Aim: Print every entry, word for word, and skip the images.
──────── Material
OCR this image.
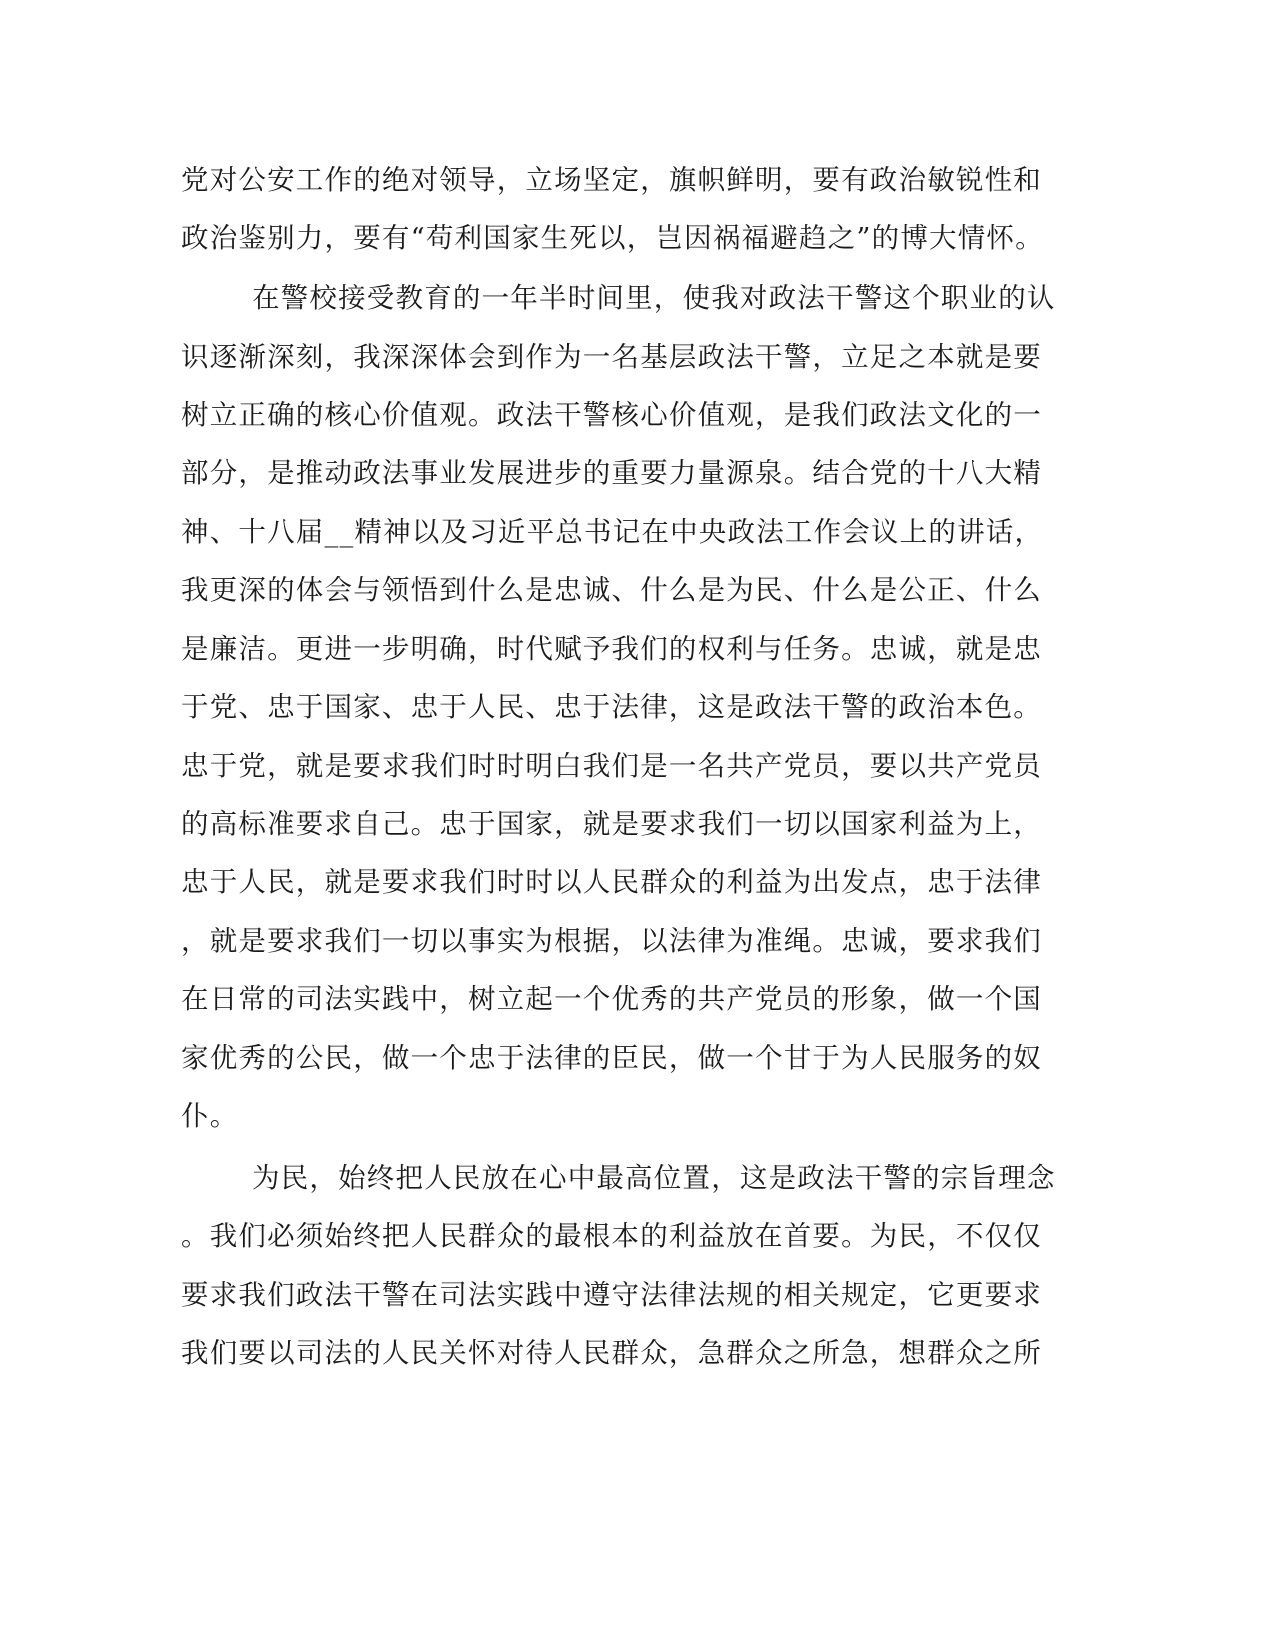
党对公安工作的绝对领导，立场坚定，旗帜鲜明，要有政治敏锐性和
政治鉴别力，要有“苟利国家生死以，岂因祸福避趋之”的博大情怀。
在警校接受教育的一年半时间里，使我对政法干警这个职业的认
识逐渐深刻，我深深体会到作为一名基层政法干警，立足之本就是要
树立正确的核心价值观。政法干警核心价值观，是我们政法文化的一
部分，是推动政法事业发展进步的重要力量源泉。结合党的十八大精
神、十八届__精神以及习近平总书记在中央政法工作会议上的讲话，
我更深的体会与领悟到什么是忠诚、什么是为民、什么是公正、什么
是廉洁。更进一步明确，时代赋予我们的权利与任务。忠诚，就是忠
于党、忠于国家、忠于人民、忠于法律，这是政法干警的政治本色。
忠于党，就是要求我们时时明白我们是一名共产党员，要以共产党员
的高标准要求自己。忠于国家，就是要求我们一切以国家利益为上，
忠于人民，就是要求我们时时以人民群众的利益为出发点，忠于法律
，就是要求我们一切以事实为根据，以法律为准绳。忠诚，要求我们
在日常的司法实践中，树立起一个优秀的共产党员的形象，做一个国
家优秀的公民，做一个忠于法律的臣民，做一个甘于为人民服务的奴
仆。
为民，始终把人民放在心中最高位置，这是政法干警的宗旨理念
。我们必须始终把人民群众的最根本的利益放在首要。为民，不仅仅
要求我们政法干警在司法实践中遵守法律法规的相关规定，它更要求
我们要以司法的人民关怀对待人民群众，急群众之所急，想群众之所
────────────────
Answer below:
OCR this image.
党对公安工作的绝对领导，立场坚定，旗帜鲜明，要有政治敏锐性和
政治鉴别力，要有“苟利国家生死以，岂因祸福避趋之”的博大情怀。
在警校接受教育的一年半时间里，使我对政法干警这个职业的认
识逐渐深刻，我深深体会到作为一名基层政法干警，立足之本就是要
树立正确的核心价值观。政法干警核心价值观，是我们政法文化的一
部分，是推动政法事业发展进步的重要力量源泉。结合党的十八大精
神、十八届__精神以及习近平总书记在中央政法工作会议上的讲话，
我更深的体会与领悟到什么是忠诚、什么是为民、什么是公正、什么
是廉洁。更进一步明确，时代赋予我们的权利与任务。忠诚，就是忠
于党、忠于国家、忠于人民、忠于法律，这是政法干警的政治本色。
忠于党，就是要求我们时时明白我们是一名共产党员，要以共产党员
的高标准要求自己。忠于国家，就是要求我们一切以国家利益为上，
忠于人民，就是要求我们时时以人民群众的利益为出发点，忠于法律
，就是要求我们一切以事实为根据，以法律为准绳。忠诚，要求我们
在日常的司法实践中，树立起一个优秀的共产党员的形象，做一个国
家优秀的公民，做一个忠于法律的臣民，做一个甘于为人民服务的奴
仆。
为民，始终把人民放在心中最高位置，这是政法干警的宗旨理念
。我们必须始终把人民群众的最根本的利益放在首要。为民，不仅仅
要求我们政法干警在司法实践中遵守法律法规的相关规定，它更要求
我们要以司法的人民关怀对待人民群众，急群众之所急，想群众之所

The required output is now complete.